>>

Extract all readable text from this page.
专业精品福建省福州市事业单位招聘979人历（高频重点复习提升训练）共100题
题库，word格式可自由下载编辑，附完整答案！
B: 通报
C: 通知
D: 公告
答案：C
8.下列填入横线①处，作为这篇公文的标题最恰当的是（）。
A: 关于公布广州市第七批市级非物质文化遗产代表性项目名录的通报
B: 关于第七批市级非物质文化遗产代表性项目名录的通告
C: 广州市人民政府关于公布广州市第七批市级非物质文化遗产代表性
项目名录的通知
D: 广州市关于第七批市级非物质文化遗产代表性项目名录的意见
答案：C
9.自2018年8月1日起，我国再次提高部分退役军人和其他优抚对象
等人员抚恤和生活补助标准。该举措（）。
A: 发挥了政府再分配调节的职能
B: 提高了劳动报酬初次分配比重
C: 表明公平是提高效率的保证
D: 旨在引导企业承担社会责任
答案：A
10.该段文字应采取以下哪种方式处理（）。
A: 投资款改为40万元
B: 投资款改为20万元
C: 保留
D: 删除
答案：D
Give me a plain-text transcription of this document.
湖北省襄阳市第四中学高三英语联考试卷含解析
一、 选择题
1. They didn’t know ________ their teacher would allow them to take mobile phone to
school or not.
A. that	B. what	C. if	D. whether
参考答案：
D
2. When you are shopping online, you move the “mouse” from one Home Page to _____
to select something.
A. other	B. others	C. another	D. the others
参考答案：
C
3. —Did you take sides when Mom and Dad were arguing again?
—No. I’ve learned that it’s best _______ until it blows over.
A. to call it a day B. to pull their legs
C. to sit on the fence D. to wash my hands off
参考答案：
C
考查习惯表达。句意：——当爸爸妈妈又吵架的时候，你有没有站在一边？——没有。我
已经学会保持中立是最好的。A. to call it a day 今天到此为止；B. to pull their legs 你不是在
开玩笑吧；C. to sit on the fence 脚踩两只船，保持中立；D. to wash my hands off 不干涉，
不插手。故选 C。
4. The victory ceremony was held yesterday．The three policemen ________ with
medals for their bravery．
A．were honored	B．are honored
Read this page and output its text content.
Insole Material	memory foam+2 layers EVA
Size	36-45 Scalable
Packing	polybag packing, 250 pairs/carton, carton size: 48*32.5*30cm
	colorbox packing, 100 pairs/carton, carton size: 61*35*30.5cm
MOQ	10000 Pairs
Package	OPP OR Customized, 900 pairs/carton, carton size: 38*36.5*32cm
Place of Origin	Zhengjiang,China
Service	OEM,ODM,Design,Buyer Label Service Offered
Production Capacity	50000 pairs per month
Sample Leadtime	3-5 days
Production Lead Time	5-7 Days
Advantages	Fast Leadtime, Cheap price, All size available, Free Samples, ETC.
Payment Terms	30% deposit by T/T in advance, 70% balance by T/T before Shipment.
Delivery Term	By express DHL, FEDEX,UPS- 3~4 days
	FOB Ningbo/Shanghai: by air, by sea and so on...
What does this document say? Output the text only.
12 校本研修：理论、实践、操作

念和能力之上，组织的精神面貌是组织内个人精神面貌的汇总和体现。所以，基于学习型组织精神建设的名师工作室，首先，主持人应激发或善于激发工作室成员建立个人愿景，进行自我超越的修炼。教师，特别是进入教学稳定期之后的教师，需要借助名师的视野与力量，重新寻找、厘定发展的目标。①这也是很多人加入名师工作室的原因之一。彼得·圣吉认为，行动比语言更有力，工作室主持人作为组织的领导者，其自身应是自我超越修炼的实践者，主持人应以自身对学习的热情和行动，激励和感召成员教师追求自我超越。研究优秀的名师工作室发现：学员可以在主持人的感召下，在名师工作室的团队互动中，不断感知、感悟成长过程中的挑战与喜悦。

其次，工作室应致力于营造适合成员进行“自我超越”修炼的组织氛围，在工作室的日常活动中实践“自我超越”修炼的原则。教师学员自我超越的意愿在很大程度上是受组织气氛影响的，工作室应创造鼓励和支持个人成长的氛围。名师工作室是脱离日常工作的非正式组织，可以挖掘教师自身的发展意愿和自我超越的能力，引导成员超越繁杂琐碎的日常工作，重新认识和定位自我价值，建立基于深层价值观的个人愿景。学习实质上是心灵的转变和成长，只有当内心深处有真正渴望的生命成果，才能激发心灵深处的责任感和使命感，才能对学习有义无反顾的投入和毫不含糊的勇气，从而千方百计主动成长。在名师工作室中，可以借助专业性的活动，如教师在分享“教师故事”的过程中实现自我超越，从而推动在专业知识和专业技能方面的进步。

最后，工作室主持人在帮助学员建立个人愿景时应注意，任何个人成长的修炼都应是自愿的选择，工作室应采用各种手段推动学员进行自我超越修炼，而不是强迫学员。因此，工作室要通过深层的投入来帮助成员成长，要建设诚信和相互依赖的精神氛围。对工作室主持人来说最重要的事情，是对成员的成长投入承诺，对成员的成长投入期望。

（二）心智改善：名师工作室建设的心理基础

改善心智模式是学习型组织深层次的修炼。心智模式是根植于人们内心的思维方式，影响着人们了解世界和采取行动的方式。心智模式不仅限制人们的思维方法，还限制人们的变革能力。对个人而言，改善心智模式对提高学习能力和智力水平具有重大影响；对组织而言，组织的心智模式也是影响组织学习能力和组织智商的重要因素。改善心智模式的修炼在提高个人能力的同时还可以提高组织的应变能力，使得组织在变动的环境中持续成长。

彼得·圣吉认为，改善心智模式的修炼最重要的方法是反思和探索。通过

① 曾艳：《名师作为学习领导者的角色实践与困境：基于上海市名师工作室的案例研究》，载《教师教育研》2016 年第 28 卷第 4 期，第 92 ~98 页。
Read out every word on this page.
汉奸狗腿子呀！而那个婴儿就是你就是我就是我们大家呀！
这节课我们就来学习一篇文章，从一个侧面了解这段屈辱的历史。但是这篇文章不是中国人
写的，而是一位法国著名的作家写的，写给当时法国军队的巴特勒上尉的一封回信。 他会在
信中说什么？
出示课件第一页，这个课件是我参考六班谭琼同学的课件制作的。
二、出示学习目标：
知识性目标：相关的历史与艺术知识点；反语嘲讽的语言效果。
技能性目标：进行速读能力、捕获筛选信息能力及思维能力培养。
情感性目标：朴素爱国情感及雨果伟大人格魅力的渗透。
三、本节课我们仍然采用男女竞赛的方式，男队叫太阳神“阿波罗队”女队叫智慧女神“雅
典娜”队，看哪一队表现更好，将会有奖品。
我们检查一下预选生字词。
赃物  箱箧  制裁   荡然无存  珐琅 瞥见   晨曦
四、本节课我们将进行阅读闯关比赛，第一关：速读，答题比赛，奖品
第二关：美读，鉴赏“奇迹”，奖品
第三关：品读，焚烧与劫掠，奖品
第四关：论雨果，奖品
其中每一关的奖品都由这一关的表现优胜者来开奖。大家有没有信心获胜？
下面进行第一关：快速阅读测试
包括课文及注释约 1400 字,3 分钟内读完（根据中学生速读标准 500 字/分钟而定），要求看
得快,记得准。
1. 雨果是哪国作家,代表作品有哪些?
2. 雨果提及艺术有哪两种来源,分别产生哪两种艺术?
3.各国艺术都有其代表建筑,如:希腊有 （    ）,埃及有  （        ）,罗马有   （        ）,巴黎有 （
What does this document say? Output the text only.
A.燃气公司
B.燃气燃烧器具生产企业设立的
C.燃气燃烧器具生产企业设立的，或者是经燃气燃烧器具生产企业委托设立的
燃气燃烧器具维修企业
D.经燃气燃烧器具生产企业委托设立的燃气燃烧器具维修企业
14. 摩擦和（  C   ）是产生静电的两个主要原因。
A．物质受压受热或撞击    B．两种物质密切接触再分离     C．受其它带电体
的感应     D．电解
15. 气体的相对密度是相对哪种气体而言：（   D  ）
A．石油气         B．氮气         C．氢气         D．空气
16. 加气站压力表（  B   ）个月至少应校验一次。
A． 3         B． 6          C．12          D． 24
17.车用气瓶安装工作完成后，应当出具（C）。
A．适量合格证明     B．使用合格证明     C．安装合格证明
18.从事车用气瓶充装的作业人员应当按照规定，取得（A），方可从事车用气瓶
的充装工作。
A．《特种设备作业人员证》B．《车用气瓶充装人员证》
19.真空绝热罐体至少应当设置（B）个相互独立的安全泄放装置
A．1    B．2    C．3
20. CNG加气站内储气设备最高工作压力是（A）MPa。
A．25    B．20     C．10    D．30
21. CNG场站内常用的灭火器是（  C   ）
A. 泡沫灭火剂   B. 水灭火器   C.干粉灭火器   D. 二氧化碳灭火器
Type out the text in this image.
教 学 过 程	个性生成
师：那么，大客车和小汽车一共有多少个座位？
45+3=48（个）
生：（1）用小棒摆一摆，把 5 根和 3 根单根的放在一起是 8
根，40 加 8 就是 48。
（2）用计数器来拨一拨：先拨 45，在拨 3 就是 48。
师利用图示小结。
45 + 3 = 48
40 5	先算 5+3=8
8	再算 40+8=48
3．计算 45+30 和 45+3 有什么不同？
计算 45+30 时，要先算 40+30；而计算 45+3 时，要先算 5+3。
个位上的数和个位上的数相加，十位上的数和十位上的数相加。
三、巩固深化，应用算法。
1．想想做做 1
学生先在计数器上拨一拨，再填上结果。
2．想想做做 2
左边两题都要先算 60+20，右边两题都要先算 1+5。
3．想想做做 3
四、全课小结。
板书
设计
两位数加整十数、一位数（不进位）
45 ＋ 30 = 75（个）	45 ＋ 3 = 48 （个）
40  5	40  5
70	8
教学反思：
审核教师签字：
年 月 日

<<

■ Instructions for the task ■
Copy and report every line where the word "pull" is present.

■ Exercise answer ■
A. to call it a day B. to pull their legs
已经学会保持中立是最好的。A. to call it a day 今天到此为止；B. to pull their legs 你不是在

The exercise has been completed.